◆ Task objective: Copy, from the entries below, each line where the word "Edge" can be found.

◆ Extracted material:

━━━━━━━━━━

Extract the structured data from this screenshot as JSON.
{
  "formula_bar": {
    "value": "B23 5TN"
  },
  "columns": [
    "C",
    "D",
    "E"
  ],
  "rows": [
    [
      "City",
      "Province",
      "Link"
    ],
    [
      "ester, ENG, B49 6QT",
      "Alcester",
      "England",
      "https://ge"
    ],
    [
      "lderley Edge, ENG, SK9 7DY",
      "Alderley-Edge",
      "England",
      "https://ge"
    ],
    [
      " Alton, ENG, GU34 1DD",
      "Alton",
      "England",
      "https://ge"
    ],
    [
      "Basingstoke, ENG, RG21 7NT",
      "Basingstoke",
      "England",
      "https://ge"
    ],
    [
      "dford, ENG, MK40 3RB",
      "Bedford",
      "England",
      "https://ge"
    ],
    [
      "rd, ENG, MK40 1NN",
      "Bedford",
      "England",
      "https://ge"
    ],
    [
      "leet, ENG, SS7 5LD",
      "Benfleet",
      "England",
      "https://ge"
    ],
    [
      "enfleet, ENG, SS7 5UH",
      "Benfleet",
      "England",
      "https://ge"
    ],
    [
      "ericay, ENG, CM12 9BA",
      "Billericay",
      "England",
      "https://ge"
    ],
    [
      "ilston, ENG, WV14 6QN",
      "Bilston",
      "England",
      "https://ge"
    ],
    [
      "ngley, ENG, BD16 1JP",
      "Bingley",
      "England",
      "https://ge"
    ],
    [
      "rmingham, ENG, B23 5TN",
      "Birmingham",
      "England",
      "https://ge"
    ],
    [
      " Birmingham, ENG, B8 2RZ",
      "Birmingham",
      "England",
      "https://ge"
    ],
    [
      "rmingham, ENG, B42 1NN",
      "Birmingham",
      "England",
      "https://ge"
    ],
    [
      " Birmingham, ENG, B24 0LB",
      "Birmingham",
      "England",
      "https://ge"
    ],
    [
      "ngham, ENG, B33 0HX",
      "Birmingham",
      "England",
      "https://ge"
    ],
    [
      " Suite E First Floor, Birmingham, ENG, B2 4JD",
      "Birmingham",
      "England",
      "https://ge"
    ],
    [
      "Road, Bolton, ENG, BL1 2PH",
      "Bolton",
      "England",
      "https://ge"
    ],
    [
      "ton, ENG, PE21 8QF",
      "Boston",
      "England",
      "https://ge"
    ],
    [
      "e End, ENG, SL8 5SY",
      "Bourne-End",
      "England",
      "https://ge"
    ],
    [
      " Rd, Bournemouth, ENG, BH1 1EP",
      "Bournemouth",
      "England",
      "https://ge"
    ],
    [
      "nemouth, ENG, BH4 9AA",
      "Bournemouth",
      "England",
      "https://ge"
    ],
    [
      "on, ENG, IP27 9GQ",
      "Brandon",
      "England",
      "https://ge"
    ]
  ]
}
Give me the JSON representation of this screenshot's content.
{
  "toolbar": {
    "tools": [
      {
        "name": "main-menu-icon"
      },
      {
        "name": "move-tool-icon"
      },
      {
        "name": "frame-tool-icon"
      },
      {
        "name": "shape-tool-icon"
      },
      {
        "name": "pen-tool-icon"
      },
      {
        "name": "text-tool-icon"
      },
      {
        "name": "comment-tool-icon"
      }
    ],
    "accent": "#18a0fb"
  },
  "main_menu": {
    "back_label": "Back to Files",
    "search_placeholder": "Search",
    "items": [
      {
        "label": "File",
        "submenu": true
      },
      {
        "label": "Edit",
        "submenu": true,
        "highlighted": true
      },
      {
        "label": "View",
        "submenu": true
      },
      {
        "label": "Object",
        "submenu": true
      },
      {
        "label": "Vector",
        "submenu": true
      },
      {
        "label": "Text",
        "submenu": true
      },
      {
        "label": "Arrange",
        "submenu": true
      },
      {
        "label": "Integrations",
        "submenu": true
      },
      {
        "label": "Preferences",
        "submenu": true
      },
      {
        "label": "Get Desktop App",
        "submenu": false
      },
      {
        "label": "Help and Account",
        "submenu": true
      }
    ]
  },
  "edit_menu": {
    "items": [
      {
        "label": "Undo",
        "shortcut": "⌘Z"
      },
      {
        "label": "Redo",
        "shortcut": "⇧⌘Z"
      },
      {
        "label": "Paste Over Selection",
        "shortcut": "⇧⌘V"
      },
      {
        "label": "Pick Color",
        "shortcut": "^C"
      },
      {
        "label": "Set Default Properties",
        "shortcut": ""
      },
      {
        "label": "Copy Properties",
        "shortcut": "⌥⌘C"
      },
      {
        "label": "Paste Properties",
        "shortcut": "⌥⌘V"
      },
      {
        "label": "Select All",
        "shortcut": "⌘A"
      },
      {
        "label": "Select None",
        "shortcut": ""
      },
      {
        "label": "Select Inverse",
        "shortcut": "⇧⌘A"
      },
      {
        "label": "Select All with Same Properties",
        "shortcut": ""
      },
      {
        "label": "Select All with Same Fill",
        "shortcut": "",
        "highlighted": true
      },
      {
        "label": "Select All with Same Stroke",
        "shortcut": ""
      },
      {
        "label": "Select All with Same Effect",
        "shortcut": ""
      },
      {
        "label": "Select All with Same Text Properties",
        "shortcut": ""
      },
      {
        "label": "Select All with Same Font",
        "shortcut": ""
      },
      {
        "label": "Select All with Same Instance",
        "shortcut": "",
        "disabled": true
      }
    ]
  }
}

━━━━━━━━━━

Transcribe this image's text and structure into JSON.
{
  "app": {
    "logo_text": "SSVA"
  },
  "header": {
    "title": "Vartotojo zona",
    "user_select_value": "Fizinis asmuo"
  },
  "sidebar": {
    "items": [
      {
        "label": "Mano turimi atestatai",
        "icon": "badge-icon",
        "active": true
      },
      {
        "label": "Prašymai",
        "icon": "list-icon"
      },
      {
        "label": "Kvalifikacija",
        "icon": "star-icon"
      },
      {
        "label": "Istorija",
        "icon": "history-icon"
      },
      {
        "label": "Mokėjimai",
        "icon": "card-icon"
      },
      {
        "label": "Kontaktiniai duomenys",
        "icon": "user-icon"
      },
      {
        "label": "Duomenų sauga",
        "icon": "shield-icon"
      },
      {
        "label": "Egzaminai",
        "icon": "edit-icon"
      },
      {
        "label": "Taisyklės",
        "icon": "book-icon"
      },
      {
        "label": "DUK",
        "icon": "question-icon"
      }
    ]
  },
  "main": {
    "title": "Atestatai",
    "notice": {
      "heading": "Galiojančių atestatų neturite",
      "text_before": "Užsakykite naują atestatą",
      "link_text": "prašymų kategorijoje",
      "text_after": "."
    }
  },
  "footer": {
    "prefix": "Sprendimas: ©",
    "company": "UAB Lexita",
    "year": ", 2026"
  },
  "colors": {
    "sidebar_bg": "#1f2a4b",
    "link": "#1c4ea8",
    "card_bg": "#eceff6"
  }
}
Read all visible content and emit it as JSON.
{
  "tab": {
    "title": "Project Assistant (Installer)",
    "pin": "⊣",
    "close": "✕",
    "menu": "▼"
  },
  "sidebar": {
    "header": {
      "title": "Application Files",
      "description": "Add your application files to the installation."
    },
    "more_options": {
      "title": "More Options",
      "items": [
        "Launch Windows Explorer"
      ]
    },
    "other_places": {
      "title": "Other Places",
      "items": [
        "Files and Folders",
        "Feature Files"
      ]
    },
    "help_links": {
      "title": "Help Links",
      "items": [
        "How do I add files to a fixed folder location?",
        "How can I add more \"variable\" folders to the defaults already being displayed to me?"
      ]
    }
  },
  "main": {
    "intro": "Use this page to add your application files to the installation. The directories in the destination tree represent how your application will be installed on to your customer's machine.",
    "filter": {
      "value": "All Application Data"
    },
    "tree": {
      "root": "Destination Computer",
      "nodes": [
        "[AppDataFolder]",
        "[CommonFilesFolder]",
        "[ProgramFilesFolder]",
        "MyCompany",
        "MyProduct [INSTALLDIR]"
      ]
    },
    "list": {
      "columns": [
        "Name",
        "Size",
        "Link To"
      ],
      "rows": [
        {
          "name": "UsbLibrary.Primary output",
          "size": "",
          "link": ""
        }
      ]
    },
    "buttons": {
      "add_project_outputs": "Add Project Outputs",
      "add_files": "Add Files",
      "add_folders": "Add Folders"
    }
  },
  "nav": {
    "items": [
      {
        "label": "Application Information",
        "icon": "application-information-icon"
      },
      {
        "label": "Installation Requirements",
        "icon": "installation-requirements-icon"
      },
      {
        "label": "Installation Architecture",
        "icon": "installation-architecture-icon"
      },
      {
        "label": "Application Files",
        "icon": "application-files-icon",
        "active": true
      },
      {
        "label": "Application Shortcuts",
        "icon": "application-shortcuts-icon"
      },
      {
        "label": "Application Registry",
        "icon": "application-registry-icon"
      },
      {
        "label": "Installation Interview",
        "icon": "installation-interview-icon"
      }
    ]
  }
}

━━━━━━━━━━

◆ Solution for this task:
      "lderley Edge, ENG, SK9 7DY",
      "Alderley-Edge",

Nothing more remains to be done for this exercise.